Identify, in the records below, every line where the string "caption" appears, and copy each such line.

**Data in this exercise:**
━━━━━━━━━━━━━━━━━━━━
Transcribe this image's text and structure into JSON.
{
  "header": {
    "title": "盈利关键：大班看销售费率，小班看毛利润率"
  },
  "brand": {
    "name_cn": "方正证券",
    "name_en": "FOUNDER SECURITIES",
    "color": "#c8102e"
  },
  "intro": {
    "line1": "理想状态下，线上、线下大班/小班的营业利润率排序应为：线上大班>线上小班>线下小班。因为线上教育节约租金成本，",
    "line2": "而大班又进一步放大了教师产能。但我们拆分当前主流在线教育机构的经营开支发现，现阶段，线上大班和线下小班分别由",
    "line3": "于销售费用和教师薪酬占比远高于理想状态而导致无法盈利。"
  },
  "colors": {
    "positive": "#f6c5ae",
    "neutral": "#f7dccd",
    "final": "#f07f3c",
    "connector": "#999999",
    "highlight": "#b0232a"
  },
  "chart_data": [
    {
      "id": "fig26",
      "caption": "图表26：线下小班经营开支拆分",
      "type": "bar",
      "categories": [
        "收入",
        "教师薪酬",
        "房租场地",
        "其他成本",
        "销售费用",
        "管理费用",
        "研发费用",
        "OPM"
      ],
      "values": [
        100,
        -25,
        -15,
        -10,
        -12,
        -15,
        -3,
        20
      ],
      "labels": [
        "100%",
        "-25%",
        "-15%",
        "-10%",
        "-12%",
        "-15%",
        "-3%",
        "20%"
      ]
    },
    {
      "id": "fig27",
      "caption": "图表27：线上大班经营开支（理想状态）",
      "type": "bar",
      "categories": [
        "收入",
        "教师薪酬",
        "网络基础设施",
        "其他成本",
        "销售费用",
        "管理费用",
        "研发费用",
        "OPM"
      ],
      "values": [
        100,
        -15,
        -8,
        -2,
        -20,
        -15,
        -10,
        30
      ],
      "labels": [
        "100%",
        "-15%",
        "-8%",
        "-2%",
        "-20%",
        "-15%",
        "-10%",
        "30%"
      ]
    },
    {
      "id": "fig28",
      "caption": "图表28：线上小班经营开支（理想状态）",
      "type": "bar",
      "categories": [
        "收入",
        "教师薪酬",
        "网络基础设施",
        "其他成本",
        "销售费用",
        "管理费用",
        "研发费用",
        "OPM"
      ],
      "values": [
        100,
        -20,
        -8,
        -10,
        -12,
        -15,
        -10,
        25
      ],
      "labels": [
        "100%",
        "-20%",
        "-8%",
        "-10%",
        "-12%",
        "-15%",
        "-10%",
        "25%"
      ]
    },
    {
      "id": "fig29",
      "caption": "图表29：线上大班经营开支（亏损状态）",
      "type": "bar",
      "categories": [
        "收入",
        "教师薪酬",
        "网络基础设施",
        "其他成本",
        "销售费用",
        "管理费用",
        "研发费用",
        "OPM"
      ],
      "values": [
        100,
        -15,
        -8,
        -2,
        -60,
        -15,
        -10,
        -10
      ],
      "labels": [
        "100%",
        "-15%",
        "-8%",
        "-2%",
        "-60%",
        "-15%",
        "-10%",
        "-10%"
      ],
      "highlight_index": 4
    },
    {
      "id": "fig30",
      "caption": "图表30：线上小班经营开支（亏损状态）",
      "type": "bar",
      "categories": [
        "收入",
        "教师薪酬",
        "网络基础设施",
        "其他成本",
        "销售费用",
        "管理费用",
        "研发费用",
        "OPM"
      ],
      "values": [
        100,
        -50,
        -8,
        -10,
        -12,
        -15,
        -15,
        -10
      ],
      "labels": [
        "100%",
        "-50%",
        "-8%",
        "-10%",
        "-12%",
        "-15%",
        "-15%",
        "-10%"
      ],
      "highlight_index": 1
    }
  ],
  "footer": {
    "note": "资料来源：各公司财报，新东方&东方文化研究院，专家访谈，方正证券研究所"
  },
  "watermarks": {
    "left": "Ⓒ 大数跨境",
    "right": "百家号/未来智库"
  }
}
━━━━━━━━━━━━━━━━━━━━
**Exercise output:**
      "caption": "图表26：线下小班经营开支拆分",
      "caption": "图表27：线上大班经营开支（理想状态）",
      "caption": "图表28：线上小班经营开支（理想状态）",
      "caption": "图表29：线上大班经营开支（亏损状态）",
      "caption": "图表30：线上小班经营开支（亏损状态）",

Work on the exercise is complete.